## Start

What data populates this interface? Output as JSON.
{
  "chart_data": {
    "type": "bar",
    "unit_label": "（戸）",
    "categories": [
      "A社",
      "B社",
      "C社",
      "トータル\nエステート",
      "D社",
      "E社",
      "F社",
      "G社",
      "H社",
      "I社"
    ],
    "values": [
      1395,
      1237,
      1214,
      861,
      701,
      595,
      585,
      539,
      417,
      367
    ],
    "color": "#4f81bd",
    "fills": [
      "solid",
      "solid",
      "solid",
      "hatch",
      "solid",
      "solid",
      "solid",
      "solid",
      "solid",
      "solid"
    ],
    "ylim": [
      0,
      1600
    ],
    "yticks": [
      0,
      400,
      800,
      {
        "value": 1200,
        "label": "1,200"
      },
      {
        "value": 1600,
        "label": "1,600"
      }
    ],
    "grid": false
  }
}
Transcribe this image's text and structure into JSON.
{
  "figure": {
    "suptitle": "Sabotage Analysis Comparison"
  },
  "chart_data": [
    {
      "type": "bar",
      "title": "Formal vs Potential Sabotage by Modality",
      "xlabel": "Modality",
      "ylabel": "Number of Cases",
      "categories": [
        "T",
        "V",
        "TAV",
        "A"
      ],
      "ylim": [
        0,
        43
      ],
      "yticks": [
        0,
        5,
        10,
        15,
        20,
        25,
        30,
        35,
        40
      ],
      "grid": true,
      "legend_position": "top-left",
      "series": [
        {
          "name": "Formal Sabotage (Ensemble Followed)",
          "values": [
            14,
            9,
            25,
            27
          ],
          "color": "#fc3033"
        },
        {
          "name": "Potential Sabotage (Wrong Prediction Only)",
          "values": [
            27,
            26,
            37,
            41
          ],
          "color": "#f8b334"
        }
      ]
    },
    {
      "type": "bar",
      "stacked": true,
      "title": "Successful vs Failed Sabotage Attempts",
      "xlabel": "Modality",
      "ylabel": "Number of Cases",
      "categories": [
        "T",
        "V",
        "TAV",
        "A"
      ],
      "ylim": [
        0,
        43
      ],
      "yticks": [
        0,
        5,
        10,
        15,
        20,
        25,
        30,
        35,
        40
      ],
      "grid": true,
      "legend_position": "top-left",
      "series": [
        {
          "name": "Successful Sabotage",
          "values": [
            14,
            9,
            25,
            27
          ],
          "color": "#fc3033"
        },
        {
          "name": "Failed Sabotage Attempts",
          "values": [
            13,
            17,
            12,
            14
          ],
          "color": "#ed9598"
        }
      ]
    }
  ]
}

## End

The problem — Show, from the material above, each line that includes the string "Attempts".

Written answer —
      "title": "Successful vs Failed Sabotage Attempts",
          "name": "Failed Sabotage Attempts",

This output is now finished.